What you should do:
From the entries that follow, extract each line holding the string "γονείς".

Dataset excerpt:
## Start

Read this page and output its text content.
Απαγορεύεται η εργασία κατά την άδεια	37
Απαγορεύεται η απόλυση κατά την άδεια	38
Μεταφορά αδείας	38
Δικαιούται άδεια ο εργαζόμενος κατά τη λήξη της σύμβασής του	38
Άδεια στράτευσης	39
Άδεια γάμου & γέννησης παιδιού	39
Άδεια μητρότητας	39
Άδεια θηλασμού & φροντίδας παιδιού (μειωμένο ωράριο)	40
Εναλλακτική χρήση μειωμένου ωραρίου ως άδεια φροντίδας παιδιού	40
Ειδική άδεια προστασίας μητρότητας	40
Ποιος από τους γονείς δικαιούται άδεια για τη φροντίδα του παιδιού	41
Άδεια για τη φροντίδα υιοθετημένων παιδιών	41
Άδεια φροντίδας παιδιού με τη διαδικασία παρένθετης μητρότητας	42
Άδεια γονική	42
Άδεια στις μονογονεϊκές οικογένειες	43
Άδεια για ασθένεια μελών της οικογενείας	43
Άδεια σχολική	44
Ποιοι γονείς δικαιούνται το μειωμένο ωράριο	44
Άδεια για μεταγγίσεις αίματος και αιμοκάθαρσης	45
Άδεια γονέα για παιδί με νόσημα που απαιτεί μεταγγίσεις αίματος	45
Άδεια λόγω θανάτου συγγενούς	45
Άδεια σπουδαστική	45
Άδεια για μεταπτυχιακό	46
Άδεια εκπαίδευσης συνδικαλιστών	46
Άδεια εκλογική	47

## End

Task result:
Ποιος από τους γονείς δικαιούται άδεια για τη φροντίδα του παιδιού	41
Ποιοι γονείς δικαιούνται το μειωμένο ωράριο	44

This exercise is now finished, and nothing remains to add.